*题目:* 请将下方Superset原文自“Apache Superse”起至“ython3.7以上的环境。”止(含首尾)的部分重写一遍,并把其中的“仪表盘”替换为“看板”。

数据可视化与分析平台之Superset

Superset

概述

Apache Superset是一个现代的数据探索和可视化平台。它功能强大且十分易用,可对接各种数据源,包括很多现代的大数据分析引擎,拥有丰富的图表展示形式,并且支持自定义仪表盘。

官网:https://superset.apache.org/

文档:https://superset.apache.org/docs/intro

GitHub:https://github.com/apache/superset

安装Python环境

Superset是由Python语言编写的Web应用,要求Python3.7以上的环境。
通常Linux服务器是有安装Python环境的,Python版本为2.X。又因为系统很多服务功能需要Python2.X,且Python2与Python3不兼容,故需要安装Python3的环境。

注意:

如果误删除、更新python2将出现不可预料的后果,解决方法参考:误删自带python2或yum异常导致yum命令不可用的解决方法

这里使用CondaPython虚拟环境管理,具体使用参考:Anaconda Conda的安装配置与Python虚拟环境管理

python 复制代码
conda create -n superset
python 复制代码
[root@master ~]# conda activate superset
(superset) [root@master ~]#

创建superset环境

python 复制代码
conda create --name superset python=3.10.9

激活环境,并查看Python版本

python 复制代码
[root@node01 ~]# conda activate superset
(superset) [root@node01 ~]# python -V
Python 3.10.9

Superset部署

安装依赖

安装Superset之前,需安装以下所需依赖

bash 复制代码
yum install -y gcc gcc-c++ libffi-devel python-devel python-pip python-wheel python-setuptools openssl-devel cyrus-sasl-devel openldap-devel

安装Superset

可能需要升级 pip、upgrade才能使安装正常工作

bash 复制代码
pip install --upgrade pip -i https://pypi.douban.com/simple/

pip install --upgrade setuptools pip -i https://pypi.douban.com/simple/

安装Supetset

bash 复制代码
pip install apache-superset -i https://pypi.douban.com/simple/

更换镜像安装Supetset

bash 复制代码
pip install apache-superset --trusted-host https://repo.huaweicloud.com -i https://repo.huaweicloud.com/repository/pypi/simple

指定版本安装

bash 复制代码
pip install apache-superset==2.1.0 -i https://pypi.douban.com/simple/

安装遇到异常:

python 复制代码
  ERROR: HTTP error 404 while getting https://repo.huaweicloud.com/repository/pypi/packages/18/b9/cb8d519ea0094b9b8fe7480225c14937517729f8ec927643dc7379904f64/celery-5.3.1-py3-none-any.whl.metadata
ERROR: 404 Client Error: Not Found for url: https://repo.huaweicloud.com/repository/pypi/packages/18/b9/cb8d519ea0094b9b8fe7480225c14937517729f8ec927643dc7379904f64/celery-5.3.1-py3-none-any.whl.metadata

使用清华大学的镜像源进行安装:

python 复制代码
pip install apache-superset==2.1.0 -i https://pypi.tuna.tsinghua.edu.cn/simple

配置Superset元数据库

Superset的元数据支持MySQL、PostgreSQL,此处采用MySQL。

*数据:*
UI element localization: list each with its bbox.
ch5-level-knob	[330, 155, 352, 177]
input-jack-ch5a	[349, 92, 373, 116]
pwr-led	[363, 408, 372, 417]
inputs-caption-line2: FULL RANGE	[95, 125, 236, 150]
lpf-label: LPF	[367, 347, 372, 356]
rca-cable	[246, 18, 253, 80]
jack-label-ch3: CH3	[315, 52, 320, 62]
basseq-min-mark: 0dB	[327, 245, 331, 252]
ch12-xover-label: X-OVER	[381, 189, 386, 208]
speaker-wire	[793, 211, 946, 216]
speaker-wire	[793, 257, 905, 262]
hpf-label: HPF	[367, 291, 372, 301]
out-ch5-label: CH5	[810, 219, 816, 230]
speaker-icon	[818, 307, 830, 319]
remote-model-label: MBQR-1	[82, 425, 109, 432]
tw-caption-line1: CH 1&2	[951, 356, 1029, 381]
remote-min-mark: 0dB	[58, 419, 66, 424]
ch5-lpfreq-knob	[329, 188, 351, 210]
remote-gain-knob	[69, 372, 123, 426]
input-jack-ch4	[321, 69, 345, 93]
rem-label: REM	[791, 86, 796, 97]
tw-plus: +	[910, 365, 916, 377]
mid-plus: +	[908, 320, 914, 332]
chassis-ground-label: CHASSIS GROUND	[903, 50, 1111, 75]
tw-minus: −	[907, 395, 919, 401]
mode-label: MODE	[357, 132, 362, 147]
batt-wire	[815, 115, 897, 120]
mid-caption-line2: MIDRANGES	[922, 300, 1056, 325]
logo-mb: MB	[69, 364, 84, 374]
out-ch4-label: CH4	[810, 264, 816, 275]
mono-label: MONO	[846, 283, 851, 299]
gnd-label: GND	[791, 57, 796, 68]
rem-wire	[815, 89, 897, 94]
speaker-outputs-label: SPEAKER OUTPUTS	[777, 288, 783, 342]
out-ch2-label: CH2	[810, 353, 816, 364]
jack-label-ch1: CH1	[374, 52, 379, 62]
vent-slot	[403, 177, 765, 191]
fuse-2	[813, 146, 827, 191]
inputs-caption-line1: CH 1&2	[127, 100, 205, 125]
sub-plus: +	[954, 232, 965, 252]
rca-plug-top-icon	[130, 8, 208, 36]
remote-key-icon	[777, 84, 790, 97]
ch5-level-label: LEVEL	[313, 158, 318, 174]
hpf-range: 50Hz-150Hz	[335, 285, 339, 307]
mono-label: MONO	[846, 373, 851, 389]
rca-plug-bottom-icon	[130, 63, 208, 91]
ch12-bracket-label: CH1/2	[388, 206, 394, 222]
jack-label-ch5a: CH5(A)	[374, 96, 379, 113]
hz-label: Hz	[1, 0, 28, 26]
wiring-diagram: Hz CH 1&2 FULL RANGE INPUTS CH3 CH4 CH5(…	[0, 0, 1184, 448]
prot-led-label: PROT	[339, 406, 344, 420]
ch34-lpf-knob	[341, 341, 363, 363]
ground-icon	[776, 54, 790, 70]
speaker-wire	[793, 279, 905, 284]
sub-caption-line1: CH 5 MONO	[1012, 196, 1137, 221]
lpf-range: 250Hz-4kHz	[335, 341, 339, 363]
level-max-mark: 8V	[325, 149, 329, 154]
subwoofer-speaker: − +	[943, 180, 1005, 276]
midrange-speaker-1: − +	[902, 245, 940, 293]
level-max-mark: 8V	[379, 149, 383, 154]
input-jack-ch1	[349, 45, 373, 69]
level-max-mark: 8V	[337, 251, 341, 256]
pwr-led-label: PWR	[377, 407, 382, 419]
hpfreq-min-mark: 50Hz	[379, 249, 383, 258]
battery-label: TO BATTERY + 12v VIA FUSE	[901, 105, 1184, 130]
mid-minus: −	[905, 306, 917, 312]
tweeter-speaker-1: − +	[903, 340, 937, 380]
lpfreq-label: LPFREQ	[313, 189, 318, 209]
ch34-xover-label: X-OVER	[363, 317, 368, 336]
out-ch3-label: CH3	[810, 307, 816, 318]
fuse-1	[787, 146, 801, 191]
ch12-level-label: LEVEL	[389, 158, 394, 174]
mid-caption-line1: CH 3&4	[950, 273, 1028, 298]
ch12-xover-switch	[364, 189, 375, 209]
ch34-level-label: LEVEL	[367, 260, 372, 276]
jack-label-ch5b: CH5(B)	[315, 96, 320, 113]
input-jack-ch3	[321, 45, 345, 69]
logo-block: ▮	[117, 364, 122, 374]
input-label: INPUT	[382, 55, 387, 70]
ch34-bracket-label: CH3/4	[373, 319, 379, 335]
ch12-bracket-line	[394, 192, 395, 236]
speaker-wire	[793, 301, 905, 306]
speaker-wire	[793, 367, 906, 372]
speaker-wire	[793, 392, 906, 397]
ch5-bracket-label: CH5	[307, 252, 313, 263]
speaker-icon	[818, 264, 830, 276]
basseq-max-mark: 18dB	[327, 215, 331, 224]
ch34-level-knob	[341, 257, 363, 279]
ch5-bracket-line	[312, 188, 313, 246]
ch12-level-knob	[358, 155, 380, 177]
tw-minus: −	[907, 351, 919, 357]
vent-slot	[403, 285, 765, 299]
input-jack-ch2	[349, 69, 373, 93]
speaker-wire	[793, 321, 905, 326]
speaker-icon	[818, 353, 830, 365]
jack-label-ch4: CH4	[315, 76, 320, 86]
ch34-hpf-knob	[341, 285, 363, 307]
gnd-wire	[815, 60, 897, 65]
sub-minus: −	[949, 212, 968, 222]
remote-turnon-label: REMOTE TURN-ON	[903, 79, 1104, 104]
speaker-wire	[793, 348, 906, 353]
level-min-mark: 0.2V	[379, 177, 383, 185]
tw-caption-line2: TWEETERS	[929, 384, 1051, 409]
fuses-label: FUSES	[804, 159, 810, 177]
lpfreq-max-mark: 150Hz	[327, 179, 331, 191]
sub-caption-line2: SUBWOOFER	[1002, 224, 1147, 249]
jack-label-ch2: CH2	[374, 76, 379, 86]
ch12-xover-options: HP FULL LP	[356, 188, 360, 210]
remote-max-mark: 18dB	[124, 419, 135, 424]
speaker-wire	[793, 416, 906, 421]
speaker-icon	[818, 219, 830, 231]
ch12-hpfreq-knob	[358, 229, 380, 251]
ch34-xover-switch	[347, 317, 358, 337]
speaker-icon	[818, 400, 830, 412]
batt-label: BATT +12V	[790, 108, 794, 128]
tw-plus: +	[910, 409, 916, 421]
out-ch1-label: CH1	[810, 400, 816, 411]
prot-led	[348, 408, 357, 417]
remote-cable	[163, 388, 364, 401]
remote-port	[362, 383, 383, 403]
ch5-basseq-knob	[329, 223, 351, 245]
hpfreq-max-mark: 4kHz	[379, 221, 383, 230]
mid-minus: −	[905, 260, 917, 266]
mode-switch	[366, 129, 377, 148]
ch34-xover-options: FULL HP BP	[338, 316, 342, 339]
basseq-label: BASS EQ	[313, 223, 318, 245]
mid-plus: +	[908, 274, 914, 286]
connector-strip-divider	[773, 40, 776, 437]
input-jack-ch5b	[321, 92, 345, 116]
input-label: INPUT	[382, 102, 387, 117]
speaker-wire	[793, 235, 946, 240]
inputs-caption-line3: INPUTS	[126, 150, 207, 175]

*作答:*
Apache Superset是一个现代的数据探索和可视化平台。它功能强大且十分易用,可对接各种数据源,包括很多现代的大数据分析引擎,拥有丰富的图表展示形式,并且支持自定义看板。

官网:https://superset.apache.org/

文档:https://superset.apache.org/docs/intro

GitHub:https://github.com/apache/superset

安装Python环境

Superset是由Python语言编写的Web应用,要求Python3.7以上的环境。